═════ Material provided

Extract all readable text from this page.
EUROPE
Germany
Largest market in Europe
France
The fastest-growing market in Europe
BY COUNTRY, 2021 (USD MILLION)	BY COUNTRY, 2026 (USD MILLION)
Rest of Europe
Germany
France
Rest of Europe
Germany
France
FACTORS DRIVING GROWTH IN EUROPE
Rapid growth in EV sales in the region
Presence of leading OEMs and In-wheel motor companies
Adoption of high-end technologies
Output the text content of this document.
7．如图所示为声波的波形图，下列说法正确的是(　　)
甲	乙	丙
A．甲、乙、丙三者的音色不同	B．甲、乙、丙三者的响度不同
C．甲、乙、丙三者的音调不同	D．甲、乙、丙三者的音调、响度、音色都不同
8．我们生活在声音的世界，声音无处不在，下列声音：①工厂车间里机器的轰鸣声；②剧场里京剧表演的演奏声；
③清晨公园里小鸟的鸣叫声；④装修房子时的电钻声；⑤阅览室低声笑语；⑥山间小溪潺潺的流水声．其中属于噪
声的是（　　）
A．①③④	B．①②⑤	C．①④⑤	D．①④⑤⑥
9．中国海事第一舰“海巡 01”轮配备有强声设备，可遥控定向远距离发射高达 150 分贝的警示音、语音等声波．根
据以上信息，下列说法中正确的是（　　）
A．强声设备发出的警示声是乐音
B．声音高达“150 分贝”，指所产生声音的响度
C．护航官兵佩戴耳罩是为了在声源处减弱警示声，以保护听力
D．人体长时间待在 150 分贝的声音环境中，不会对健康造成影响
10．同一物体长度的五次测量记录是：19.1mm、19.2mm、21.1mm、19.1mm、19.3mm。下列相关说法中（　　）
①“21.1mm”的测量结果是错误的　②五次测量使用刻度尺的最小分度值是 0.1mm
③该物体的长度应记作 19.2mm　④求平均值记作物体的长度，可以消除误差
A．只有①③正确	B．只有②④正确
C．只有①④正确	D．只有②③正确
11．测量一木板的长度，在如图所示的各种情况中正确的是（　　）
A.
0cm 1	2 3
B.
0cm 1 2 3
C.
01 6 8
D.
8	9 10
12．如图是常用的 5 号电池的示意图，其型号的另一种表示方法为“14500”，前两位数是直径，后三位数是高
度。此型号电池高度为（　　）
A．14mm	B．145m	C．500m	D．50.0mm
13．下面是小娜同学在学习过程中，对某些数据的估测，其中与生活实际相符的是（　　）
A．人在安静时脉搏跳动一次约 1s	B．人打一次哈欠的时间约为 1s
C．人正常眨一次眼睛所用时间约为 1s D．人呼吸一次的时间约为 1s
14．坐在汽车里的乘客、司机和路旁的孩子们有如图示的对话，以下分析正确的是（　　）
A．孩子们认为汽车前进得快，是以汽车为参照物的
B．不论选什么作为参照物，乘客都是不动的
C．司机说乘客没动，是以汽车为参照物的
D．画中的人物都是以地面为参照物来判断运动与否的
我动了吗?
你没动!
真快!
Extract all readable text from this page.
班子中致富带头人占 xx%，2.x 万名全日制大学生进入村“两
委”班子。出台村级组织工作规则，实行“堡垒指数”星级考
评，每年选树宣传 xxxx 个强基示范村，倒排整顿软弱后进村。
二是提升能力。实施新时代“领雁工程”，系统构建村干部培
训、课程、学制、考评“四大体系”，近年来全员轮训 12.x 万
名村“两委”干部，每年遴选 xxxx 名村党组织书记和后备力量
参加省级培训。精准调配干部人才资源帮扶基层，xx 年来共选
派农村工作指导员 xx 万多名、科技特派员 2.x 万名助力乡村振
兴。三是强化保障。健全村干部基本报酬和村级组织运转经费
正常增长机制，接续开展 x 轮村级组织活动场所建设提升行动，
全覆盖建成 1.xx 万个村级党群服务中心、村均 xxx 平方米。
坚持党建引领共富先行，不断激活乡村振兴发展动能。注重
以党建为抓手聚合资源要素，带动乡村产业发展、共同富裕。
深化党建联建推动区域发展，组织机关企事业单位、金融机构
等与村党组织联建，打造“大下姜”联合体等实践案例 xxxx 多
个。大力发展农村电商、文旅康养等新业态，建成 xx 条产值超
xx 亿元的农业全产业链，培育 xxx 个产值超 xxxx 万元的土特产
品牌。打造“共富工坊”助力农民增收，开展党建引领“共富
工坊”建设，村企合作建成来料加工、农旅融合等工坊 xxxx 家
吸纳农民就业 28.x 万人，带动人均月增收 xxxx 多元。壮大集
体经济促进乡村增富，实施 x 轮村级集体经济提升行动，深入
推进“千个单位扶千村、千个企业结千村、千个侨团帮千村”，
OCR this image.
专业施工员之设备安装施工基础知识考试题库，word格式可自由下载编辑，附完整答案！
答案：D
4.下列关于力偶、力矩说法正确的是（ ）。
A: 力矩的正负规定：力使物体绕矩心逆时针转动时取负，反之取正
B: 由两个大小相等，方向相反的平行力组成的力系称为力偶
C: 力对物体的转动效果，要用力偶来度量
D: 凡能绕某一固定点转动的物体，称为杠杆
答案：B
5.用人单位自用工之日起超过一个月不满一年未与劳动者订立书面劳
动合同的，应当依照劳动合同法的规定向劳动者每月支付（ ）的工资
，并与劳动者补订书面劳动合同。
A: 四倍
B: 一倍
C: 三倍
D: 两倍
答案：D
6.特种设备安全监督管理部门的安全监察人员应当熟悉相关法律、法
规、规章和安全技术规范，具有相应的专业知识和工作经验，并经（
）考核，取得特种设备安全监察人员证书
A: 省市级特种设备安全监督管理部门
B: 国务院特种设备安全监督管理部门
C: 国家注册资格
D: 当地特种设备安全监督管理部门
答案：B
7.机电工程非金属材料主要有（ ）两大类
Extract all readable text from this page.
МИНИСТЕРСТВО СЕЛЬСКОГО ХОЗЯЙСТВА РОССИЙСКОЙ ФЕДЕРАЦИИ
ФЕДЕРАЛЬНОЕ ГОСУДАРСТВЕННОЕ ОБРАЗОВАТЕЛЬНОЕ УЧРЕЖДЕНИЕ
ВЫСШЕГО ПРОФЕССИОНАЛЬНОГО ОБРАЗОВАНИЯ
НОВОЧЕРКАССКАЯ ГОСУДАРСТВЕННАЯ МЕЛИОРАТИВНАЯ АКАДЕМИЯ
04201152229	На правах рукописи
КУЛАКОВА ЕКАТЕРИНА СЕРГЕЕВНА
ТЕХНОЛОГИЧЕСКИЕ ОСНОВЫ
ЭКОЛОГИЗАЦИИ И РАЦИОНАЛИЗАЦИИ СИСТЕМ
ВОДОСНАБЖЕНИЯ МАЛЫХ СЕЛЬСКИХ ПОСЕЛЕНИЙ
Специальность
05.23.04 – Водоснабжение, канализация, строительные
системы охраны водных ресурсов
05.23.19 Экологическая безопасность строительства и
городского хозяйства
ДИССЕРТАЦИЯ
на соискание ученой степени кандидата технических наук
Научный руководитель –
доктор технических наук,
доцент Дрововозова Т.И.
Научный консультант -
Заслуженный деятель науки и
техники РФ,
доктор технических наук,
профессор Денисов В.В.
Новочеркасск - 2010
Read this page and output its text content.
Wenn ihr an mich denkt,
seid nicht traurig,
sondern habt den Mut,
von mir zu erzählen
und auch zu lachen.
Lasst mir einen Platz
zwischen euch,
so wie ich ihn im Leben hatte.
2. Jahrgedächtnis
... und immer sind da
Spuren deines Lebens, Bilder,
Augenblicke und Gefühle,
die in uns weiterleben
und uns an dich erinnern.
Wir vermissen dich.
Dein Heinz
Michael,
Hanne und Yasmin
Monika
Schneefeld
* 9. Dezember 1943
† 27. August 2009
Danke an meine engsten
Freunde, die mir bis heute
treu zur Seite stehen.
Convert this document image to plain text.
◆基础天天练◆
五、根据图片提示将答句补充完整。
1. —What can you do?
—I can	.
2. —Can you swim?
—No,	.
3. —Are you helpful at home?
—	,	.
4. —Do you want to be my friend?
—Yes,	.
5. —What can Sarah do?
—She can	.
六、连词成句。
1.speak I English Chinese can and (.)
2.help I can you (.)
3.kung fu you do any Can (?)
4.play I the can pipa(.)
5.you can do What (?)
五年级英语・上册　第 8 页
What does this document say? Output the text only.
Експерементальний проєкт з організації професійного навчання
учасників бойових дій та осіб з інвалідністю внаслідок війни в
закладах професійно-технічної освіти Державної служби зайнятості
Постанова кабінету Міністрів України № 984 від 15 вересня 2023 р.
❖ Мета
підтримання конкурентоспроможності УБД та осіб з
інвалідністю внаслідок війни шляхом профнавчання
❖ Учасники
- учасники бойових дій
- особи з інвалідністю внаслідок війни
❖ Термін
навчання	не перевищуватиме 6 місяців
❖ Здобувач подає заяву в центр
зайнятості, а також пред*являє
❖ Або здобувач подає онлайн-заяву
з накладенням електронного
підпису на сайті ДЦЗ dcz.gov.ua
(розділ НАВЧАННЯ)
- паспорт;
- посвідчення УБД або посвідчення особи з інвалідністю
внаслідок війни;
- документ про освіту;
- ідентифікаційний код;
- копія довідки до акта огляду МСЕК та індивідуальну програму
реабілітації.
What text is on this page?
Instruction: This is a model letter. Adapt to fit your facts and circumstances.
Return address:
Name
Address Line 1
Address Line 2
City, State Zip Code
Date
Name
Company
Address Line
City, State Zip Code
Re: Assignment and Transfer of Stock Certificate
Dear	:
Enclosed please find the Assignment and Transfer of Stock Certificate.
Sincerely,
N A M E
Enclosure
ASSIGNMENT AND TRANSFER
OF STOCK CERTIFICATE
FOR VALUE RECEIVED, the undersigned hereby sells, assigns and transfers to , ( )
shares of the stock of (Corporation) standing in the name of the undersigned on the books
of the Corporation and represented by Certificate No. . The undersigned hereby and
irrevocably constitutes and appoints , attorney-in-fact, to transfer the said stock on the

══════════

What needs to be done
Scan the material above for the word "бойових". Copy each line where it occurs.

Completed exercise
учасників бойових дій та осіб з інвалідністю внаслідок війни в
- учасники бойових дій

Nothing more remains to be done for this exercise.